### Task description
Check each line below for "used" and report how many have it, nothing else.

┌─ Given records

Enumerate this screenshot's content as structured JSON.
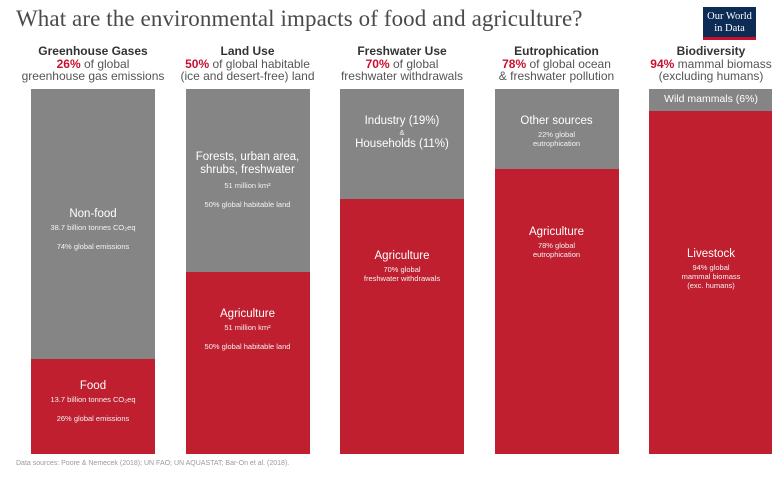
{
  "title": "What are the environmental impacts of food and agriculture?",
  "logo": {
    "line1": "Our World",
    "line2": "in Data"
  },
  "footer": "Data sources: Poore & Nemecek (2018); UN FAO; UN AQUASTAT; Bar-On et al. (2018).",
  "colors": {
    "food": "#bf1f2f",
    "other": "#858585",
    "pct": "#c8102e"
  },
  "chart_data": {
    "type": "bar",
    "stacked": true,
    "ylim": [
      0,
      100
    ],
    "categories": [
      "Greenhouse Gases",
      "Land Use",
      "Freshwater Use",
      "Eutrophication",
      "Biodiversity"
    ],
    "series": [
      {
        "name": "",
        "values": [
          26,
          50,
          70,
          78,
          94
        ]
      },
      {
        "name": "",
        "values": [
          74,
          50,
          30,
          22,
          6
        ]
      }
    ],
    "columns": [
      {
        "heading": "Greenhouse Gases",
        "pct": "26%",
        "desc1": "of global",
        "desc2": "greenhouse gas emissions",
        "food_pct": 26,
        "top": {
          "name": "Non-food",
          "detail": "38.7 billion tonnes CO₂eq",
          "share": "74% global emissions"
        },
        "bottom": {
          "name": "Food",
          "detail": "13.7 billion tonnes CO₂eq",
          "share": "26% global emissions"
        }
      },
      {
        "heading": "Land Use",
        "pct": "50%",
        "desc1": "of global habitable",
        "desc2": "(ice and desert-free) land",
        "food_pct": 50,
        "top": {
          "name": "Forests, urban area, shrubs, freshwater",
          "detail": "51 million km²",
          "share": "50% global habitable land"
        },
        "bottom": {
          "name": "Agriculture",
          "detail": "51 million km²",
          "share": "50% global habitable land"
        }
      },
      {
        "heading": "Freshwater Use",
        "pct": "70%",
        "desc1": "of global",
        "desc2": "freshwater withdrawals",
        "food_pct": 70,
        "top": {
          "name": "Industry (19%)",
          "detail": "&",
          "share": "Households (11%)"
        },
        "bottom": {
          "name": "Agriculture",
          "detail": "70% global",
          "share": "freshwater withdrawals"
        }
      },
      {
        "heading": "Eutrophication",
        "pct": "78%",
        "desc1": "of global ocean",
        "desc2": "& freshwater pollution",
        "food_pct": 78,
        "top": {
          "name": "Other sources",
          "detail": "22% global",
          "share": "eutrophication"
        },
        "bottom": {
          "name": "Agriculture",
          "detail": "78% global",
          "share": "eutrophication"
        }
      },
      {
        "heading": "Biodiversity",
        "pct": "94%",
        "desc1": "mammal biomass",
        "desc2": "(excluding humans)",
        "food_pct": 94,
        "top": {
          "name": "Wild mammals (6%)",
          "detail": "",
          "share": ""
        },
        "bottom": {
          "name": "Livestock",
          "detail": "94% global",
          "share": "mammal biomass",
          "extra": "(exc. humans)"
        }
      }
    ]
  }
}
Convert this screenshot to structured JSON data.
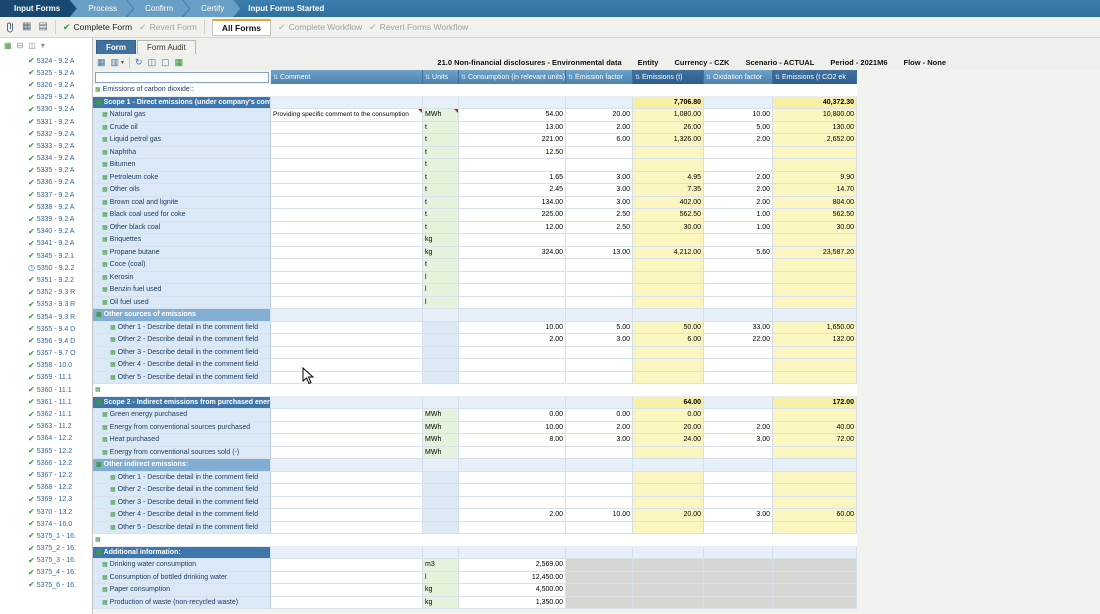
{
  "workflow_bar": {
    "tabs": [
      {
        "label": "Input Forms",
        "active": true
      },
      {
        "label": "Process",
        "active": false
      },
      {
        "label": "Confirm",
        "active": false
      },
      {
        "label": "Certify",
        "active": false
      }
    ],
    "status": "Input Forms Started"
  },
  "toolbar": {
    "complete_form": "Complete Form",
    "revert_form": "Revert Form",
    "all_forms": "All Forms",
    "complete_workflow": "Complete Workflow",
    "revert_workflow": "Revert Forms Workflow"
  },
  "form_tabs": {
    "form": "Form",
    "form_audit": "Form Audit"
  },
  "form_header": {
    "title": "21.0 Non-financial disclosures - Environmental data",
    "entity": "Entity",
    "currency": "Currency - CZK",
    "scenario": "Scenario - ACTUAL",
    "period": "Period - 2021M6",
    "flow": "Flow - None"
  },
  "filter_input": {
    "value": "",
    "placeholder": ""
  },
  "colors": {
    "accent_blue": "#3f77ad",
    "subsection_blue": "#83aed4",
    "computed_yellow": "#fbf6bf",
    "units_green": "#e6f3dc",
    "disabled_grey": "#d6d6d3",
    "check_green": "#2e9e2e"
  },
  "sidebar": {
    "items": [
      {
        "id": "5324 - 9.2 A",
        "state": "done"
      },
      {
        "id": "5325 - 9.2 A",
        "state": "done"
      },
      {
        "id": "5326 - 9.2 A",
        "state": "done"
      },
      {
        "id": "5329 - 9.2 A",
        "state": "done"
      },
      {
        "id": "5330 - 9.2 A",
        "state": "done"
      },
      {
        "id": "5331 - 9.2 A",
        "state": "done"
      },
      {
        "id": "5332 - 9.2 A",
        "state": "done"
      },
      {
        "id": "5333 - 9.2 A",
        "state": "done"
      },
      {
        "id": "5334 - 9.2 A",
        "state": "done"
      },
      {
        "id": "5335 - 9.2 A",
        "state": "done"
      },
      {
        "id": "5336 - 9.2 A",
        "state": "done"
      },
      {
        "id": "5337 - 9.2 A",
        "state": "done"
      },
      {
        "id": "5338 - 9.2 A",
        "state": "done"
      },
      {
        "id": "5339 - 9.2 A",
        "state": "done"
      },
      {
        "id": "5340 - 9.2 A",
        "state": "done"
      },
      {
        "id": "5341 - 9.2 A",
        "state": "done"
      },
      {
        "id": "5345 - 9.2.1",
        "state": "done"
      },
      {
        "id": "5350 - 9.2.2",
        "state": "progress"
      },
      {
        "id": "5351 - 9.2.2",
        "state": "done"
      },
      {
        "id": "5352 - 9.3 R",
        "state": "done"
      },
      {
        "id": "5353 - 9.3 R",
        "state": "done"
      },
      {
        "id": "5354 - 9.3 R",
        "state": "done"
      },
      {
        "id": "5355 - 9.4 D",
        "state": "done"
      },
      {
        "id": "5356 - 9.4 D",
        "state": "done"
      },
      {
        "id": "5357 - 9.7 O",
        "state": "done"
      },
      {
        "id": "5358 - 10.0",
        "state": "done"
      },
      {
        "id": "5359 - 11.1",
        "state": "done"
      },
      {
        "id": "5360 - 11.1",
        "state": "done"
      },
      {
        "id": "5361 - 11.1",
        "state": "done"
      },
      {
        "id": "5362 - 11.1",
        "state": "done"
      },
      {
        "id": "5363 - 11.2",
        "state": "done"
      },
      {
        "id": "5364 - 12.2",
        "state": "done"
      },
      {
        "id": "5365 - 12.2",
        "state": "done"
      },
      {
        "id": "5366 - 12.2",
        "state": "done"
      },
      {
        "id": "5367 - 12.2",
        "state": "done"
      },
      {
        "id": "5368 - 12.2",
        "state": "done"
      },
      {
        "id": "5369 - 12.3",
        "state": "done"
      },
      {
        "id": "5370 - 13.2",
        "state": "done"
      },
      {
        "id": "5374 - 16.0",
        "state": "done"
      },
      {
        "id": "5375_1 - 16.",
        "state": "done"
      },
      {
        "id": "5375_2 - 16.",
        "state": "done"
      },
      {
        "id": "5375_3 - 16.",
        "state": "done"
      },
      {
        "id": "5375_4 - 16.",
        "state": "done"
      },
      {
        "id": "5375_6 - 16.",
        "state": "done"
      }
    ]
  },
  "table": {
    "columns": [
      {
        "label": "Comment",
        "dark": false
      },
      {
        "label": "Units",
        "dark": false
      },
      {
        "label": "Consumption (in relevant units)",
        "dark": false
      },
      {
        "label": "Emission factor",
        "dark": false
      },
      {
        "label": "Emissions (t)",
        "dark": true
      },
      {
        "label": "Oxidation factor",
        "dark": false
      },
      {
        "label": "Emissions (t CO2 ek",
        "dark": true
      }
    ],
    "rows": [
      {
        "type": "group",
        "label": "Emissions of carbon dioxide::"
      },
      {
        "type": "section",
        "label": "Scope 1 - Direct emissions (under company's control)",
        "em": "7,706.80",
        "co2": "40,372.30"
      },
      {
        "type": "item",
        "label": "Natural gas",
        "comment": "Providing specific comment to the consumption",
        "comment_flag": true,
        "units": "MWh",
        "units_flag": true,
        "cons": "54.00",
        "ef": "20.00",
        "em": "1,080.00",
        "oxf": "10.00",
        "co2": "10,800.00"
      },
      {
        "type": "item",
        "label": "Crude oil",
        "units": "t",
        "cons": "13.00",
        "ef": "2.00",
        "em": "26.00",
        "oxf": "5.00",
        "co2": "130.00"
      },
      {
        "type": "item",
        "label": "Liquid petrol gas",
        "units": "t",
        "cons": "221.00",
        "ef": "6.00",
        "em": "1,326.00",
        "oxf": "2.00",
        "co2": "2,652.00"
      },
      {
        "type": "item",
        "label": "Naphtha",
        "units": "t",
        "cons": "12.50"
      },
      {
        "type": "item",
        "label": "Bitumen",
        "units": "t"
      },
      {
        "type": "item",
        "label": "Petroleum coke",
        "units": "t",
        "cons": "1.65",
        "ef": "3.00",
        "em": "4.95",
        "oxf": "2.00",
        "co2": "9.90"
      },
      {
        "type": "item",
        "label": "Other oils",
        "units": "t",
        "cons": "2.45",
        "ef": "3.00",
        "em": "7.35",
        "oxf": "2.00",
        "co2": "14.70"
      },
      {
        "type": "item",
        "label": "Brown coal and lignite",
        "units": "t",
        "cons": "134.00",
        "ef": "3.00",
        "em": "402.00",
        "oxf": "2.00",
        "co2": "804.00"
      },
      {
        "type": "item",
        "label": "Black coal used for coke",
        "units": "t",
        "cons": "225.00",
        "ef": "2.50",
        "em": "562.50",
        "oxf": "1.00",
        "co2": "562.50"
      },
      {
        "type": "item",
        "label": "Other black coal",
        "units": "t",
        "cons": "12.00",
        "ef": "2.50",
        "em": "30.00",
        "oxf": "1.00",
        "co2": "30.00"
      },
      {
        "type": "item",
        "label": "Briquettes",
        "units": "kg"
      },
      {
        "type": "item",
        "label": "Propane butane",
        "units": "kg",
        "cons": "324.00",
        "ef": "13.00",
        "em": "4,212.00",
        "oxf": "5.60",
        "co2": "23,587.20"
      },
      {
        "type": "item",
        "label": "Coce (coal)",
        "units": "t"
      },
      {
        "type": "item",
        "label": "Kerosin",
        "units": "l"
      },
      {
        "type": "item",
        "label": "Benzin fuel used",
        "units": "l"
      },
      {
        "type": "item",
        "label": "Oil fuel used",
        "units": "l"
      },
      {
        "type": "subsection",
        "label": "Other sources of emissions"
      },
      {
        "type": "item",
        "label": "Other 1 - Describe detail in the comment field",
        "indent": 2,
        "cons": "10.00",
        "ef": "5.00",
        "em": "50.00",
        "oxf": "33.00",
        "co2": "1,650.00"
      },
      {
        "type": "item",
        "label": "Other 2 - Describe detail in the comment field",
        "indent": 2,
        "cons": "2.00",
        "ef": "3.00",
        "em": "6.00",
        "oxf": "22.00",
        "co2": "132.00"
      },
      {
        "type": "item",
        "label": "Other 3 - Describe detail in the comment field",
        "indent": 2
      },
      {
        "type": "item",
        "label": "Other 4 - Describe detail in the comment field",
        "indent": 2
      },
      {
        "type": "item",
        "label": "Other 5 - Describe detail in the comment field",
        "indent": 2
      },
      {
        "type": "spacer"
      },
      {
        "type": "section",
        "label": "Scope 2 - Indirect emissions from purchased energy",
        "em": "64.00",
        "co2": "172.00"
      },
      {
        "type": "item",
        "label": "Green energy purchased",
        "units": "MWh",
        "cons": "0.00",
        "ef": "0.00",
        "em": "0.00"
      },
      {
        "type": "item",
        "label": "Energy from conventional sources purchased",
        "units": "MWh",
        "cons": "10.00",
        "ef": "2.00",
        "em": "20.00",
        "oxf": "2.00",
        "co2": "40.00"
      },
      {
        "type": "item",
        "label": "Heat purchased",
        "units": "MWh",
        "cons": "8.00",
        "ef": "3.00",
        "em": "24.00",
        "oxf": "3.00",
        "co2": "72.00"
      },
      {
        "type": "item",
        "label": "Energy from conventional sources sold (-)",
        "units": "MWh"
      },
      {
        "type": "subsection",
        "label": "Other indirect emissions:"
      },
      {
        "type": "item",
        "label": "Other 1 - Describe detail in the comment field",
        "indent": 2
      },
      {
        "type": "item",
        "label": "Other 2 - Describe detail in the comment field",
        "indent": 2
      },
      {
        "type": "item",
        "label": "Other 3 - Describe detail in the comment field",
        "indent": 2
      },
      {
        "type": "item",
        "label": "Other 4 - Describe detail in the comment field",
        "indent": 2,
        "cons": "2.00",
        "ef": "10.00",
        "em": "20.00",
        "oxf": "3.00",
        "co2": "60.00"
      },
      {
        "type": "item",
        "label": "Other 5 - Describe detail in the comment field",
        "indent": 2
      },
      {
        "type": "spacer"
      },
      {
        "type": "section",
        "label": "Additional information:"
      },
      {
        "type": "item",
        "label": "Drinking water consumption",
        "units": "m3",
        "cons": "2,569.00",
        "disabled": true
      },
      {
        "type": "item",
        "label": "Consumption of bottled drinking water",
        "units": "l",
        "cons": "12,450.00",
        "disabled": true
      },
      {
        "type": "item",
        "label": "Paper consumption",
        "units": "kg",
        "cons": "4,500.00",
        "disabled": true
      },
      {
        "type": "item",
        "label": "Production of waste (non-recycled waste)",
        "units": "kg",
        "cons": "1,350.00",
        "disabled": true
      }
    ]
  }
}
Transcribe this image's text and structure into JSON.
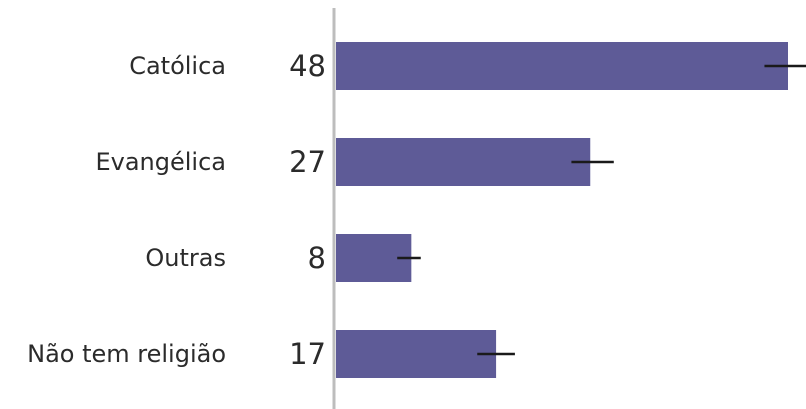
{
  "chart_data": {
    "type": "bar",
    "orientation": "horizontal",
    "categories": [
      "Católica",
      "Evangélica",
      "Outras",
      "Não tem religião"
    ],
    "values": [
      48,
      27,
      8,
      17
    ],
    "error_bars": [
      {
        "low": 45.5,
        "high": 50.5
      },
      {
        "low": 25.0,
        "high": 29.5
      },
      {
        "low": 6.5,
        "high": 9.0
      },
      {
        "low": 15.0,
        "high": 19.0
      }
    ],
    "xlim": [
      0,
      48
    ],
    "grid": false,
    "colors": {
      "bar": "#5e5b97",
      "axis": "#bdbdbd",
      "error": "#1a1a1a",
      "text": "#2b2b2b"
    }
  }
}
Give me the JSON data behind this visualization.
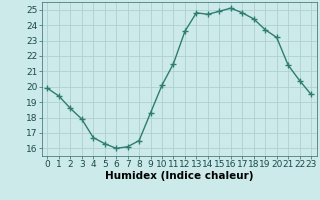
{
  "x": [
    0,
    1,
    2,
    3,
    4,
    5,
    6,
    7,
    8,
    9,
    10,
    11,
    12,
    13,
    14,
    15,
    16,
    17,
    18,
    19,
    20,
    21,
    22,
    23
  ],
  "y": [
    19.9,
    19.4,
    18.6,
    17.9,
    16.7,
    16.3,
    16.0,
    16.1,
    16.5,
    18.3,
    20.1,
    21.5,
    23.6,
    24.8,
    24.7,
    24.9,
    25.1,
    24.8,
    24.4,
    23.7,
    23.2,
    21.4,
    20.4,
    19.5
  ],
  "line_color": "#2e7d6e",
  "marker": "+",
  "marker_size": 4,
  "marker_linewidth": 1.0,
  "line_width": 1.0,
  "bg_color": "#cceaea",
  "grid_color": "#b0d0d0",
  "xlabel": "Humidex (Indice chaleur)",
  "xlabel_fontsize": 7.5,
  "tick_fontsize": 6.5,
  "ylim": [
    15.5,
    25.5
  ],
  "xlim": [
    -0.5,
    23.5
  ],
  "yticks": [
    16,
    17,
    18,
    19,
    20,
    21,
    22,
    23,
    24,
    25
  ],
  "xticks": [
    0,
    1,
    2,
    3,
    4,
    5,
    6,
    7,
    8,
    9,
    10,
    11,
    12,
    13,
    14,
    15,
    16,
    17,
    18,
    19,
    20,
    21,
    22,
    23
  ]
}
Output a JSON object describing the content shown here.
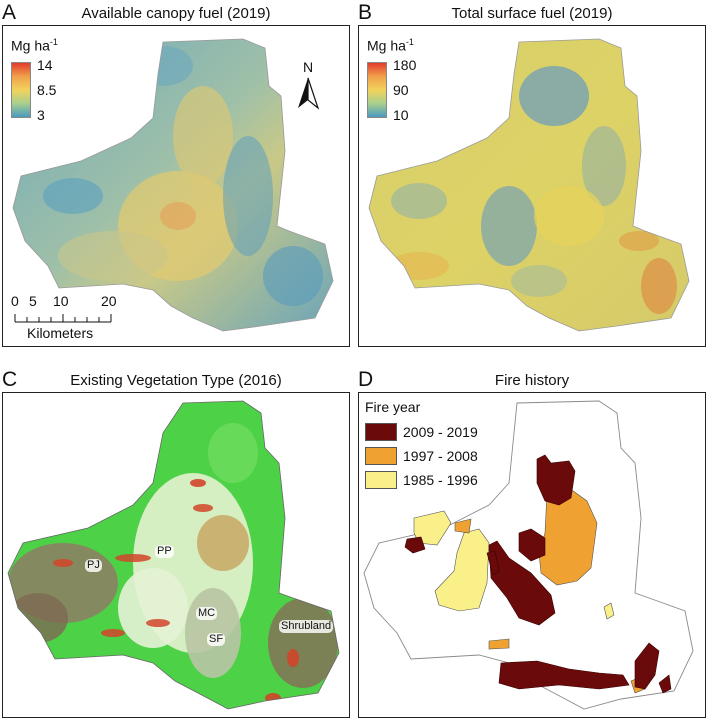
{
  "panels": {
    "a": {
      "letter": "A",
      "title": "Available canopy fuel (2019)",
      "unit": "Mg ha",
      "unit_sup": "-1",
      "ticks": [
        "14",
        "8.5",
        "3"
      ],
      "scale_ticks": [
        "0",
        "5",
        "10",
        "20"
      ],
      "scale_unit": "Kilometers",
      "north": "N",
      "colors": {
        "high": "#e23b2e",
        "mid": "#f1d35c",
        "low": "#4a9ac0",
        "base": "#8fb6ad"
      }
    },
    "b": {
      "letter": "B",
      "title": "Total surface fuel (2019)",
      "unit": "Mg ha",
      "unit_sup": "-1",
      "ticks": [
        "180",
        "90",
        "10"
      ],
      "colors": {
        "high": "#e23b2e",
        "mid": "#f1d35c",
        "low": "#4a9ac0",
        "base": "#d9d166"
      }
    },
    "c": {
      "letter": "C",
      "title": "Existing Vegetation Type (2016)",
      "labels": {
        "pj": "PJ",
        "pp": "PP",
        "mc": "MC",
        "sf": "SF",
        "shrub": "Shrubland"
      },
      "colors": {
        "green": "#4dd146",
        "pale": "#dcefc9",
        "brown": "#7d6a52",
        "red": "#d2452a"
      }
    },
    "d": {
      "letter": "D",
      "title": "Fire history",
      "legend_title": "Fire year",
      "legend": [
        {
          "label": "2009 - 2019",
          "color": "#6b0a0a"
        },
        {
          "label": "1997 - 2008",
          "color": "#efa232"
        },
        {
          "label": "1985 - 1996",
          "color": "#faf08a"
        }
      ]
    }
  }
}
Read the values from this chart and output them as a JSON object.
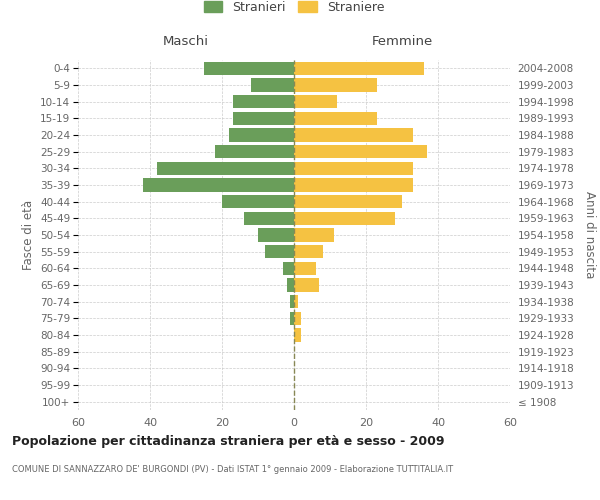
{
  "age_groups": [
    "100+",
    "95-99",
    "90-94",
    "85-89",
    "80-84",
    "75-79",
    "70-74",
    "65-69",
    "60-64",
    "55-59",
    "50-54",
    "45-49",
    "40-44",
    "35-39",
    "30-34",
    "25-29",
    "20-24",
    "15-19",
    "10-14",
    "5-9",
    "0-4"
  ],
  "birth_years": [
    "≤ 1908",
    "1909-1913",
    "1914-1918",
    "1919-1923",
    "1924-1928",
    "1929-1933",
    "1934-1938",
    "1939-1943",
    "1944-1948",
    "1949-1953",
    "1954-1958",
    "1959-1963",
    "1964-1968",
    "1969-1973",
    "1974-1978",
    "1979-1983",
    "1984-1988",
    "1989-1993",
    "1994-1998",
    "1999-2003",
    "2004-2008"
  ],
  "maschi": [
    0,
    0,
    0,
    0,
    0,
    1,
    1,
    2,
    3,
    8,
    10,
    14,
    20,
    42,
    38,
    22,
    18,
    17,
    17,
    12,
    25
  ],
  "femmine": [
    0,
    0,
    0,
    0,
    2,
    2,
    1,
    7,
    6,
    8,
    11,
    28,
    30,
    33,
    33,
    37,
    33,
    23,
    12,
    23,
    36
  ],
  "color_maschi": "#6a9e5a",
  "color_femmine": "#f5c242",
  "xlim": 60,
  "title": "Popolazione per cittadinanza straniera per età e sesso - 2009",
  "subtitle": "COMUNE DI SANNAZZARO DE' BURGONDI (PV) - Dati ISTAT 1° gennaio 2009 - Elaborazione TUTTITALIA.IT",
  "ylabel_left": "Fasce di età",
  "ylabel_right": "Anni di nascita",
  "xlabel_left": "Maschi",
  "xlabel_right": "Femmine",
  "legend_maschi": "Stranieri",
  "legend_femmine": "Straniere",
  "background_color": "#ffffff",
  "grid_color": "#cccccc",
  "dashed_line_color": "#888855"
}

└─

### Exercise result
3